● TASK TO CARRY OUT
Pull out all lines from the listing below in which the word "segundo" appears.

══════════

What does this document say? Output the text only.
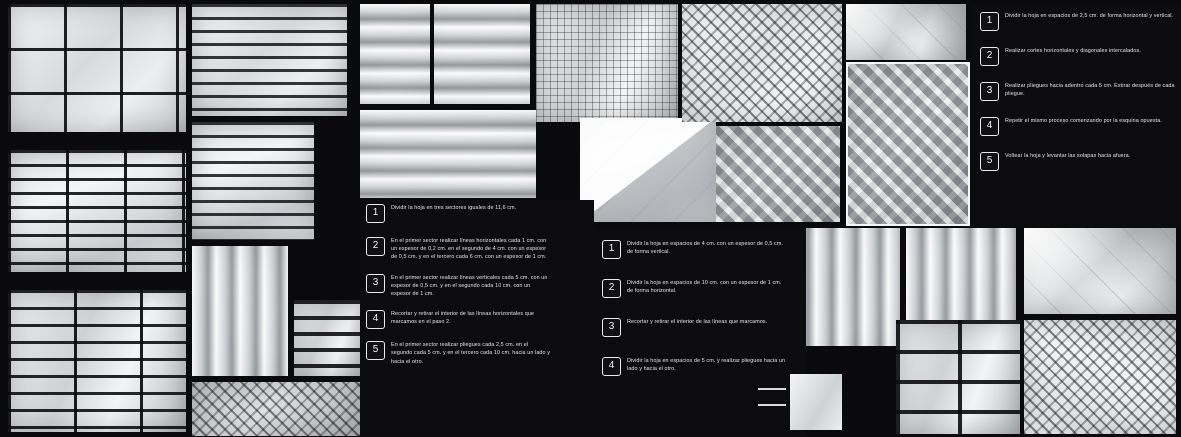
1	Dividir la hoja en espacios de 2,5 cm. de forma horizontal y vertical.
2	Realizar cortes horizontales y diagonales intercalados.
3	Realizar pliegues hacia adentro cada 5 cm. Estirar después de cada pliegue.
4	Repetir el mismo proceso comenzando por la esquina opuesta.
5	Voltear la hoja y levantar las solapas hacia afuera.
1	Dividir la hoja en tres sectores iguales de 11,6 cm.
2	En el primer sector realizar líneas horizontales cada 1 cm. con un espesor de 0,2 cm. en el segundo de 4 cm. con un espesor de 0,5 cm. y en el tercero cada 6 cm. con un espesor de 1 cm.
3	En el primer sector realizar líneas verticales cada 5 cm. con un espesor de 0,5 cm. y en el segundo cada 10 cm. con un espesor de 1 cm.
4	Recortar y retirar el interior de las líneas horizontales que marcamos en el paso 2.
5	En el primer sector realizar pliegues cada 2,5 cm. en el segundo cada 5 cm. y en el tercero cada 10 cm. hacia un lado y hacia el otro.
1	Dividir la hoja en espacios de 4 cm. con un espesor de 0,5 cm. de forma vertical.
2	Dividir la hoja en espacios de 10 cm. con un espesor de 1 cm. de forma horizontal.
3	Recortar y retirar el interior de las líneas que marcamos.
4	Dividir la hoja en espacios de 5 cm. y realizar pliegues hacia un lado y hacia el otro.
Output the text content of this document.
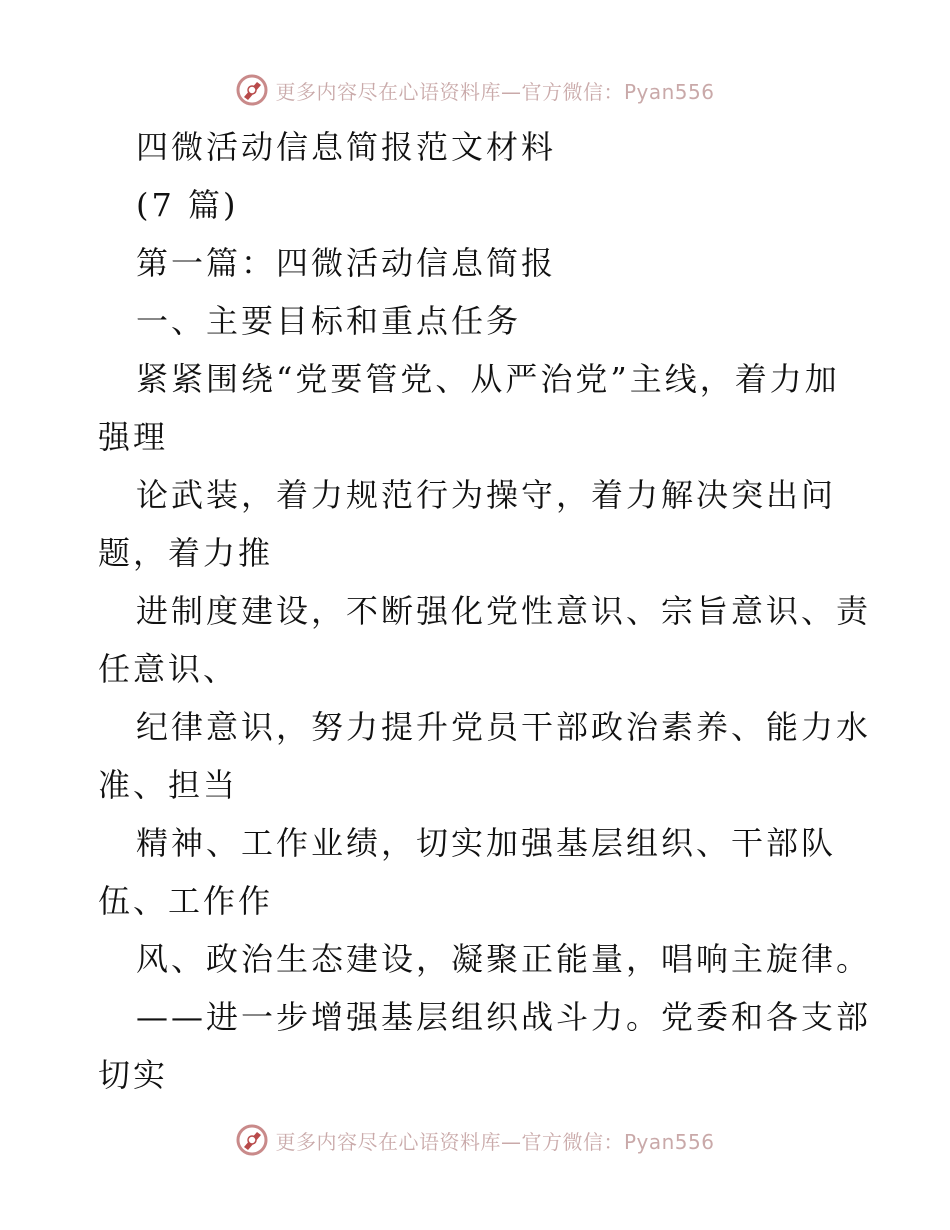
更多内容尽在心语资料库—官方微信：Pyan556
四微活动信息简报范文材料
(7 篇)
第一篇：四微活动信息简报
一、主要目标和重点任务
紧紧围绕“党要管党、从严治党”主线，着力加
强理
论武装，着力规范行为操守，着力解决突出问
题，着力推
进制度建设，不断强化党性意识、宗旨意识、责
任意识、
纪律意识，努力提升党员干部政治素养、能力水
准、担当
精神、工作业绩，切实加强基层组织、干部队
伍、工作作
风、政治生态建设，凝聚正能量，唱响主旋律。
——进一步增强基层组织战斗力。党委和各支部
切实
更多内容尽在心语资料库—官方微信：Pyan556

══════════

● EXERCISE OUTPUT
2	En el primer sector realizar líneas horizontales cada 1 cm. con un espesor de 0,2 cm. en el segundo de 4 cm. con un espesor de 0,5 cm. y en el tercero cada 6 cm. con un espesor de 1 cm.
3	En el primer sector realizar líneas verticales cada 5 cm. con un espesor de 0,5 cm. y en el segundo cada 10 cm. con un espesor de 1 cm.
5	En el primer sector realizar pliegues cada 2,5 cm. en el segundo cada 5 cm. y en el tercero cada 10 cm. hacia un lado y hacia el otro.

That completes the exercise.